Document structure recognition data
_ _ _ _ _
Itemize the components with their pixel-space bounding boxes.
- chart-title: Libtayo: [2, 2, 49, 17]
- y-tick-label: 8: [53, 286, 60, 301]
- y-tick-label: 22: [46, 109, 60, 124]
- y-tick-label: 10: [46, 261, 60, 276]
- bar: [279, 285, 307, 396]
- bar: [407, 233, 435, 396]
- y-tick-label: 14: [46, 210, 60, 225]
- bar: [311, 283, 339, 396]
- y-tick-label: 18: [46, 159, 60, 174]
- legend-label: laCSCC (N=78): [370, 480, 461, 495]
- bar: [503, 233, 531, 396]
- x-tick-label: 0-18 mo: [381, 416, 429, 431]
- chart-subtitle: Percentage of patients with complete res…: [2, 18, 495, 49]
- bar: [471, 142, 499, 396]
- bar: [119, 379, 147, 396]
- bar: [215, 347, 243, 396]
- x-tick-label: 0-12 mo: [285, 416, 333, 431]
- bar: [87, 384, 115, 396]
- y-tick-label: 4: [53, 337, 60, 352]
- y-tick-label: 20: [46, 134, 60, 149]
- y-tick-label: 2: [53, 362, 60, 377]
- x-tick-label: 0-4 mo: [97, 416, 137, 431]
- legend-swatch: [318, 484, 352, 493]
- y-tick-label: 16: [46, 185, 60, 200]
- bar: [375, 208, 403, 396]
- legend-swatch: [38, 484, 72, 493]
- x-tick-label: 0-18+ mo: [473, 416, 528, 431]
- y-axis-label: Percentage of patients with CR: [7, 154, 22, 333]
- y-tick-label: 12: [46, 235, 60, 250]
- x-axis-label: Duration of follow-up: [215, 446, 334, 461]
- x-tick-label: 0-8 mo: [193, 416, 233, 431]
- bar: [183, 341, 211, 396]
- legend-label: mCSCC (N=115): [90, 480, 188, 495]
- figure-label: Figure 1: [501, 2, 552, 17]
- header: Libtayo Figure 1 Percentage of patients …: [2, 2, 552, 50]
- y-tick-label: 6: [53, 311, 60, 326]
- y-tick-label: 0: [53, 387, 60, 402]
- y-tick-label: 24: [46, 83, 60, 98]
_ _ _ _ _
* _WHAT THE TASK REQUIRES_: Scan the lines above, and whenever one holds the string "Percentage", copy it.

* _TASK RESULT_:
- chart-subtitle: Percentage of patients with complete res…: [2, 18, 495, 49]
- y-axis-label: Percentage of patients with CR: [7, 154, 22, 333]
- header: Libtayo Figure 1 Percentage of patients …: [2, 2, 552, 50]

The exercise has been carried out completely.